Set exercise
Which lines of the records contain "phục"? Collect every one of them.

Collected data
=-=-=

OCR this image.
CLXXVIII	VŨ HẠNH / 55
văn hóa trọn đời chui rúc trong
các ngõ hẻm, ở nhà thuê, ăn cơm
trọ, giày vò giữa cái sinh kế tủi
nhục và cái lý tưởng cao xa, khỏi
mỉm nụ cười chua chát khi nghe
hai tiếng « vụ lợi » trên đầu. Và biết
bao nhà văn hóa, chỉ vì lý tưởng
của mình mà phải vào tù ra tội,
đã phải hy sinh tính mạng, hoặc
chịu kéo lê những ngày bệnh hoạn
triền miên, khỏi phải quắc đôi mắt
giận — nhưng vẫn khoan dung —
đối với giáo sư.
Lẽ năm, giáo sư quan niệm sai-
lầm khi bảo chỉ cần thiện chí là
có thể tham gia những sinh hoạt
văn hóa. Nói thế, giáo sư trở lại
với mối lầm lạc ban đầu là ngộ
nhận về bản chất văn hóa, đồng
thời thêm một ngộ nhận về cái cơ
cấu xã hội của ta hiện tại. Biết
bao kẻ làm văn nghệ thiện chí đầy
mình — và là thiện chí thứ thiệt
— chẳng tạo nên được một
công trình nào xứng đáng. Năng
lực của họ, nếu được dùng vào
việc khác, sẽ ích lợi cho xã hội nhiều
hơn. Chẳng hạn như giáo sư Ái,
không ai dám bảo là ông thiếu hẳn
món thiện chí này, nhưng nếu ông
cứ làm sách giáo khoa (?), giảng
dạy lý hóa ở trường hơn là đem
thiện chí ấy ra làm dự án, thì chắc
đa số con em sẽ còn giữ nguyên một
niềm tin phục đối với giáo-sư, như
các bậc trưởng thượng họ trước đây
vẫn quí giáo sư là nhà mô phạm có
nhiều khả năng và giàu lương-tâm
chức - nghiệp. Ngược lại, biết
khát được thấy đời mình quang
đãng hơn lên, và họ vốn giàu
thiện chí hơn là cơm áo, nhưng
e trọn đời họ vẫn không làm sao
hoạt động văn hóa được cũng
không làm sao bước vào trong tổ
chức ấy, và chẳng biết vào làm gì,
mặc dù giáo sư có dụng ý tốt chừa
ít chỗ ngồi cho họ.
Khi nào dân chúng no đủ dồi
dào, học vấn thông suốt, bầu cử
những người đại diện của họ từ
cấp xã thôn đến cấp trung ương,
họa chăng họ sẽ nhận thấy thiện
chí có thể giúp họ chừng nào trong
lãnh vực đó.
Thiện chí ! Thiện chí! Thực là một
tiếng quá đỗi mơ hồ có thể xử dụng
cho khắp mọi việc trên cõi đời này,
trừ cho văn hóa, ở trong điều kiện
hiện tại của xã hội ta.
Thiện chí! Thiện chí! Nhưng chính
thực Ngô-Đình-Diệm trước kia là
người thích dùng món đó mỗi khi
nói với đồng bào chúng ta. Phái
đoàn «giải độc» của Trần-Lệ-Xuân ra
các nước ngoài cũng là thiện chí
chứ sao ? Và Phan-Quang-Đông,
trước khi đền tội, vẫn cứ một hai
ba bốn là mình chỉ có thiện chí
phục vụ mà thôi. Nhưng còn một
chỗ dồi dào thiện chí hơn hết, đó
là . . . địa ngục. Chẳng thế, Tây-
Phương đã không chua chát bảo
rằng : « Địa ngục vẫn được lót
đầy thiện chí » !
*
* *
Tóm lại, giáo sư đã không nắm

=-=-=

Finished answer
niềm tin phục đối với giáo-sư, như
phục vụ mà thôi. Nhưng còn một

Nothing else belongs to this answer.